Stored rows:
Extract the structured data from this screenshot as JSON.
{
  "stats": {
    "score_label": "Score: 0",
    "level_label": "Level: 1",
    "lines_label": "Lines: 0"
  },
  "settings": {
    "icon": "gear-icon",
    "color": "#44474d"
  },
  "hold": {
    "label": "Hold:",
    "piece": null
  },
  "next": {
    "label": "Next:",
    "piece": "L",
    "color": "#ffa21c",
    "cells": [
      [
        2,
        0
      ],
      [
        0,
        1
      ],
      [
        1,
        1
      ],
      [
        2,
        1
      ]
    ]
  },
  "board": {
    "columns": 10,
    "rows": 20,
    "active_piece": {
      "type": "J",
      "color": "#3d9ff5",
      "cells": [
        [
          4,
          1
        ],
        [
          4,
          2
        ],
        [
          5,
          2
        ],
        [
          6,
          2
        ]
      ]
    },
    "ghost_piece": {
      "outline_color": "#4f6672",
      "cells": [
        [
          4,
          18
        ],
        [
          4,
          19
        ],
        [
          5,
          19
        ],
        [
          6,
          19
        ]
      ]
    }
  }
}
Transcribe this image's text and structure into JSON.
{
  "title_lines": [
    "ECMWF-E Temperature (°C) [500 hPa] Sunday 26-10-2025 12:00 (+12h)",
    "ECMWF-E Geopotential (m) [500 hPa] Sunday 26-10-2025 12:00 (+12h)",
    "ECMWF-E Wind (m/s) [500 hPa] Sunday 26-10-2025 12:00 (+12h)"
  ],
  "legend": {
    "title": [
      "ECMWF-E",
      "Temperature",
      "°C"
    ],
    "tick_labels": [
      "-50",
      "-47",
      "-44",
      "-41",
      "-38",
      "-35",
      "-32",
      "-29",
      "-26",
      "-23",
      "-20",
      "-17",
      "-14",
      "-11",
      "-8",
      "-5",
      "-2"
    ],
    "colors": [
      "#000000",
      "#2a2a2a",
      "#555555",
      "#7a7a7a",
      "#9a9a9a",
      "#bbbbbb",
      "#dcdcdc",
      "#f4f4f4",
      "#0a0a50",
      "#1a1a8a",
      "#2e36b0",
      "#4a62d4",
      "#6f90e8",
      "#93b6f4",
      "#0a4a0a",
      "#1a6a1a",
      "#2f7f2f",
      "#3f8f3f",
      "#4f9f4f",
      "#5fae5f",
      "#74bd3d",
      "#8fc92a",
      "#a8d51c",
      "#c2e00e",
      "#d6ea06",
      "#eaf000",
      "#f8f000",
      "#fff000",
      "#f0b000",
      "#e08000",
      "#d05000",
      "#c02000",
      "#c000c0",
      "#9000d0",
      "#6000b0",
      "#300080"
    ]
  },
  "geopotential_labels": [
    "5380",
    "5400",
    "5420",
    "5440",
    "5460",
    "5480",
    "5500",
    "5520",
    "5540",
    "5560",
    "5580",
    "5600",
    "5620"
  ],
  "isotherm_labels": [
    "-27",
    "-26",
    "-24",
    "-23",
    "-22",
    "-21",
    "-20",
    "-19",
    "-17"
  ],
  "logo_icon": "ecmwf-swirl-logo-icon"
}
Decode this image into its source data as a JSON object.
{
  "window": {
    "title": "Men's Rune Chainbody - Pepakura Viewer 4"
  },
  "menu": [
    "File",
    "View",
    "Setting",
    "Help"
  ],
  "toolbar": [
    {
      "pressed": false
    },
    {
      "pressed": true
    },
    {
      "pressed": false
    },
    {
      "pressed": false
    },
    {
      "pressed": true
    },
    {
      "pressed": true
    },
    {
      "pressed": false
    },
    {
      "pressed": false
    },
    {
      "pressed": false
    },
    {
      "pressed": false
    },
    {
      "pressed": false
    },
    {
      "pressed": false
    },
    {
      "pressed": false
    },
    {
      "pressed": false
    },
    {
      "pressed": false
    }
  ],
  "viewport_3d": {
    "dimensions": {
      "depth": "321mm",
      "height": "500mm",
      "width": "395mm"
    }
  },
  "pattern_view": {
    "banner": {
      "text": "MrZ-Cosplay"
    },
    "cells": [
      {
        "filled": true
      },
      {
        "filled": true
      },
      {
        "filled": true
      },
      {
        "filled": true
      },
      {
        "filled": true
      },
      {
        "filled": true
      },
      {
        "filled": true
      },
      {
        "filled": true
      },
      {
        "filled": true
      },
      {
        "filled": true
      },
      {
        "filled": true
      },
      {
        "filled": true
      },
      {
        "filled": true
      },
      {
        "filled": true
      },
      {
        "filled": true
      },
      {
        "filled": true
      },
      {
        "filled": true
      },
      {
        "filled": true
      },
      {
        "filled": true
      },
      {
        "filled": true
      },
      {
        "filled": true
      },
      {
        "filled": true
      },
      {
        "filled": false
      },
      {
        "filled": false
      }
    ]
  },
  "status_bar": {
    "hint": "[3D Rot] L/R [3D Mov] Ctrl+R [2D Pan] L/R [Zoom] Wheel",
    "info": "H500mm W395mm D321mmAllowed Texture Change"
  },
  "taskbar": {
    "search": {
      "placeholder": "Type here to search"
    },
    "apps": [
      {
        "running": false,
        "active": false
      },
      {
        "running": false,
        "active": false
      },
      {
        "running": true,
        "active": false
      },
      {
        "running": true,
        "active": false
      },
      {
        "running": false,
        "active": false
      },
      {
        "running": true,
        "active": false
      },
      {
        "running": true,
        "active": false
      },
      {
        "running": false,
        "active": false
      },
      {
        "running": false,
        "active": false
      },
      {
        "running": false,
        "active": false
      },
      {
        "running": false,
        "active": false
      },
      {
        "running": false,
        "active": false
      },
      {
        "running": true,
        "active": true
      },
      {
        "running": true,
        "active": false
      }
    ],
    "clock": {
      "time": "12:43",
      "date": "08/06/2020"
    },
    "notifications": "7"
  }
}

What is being asked: The lines to collect are those holding the string "Temperature"; copy them all.

Exercise output:
    "ECMWF-E Temperature (°C) [500 hPa] Sunday 26-10-2025 12:00 (+12h)",
      "Temperature",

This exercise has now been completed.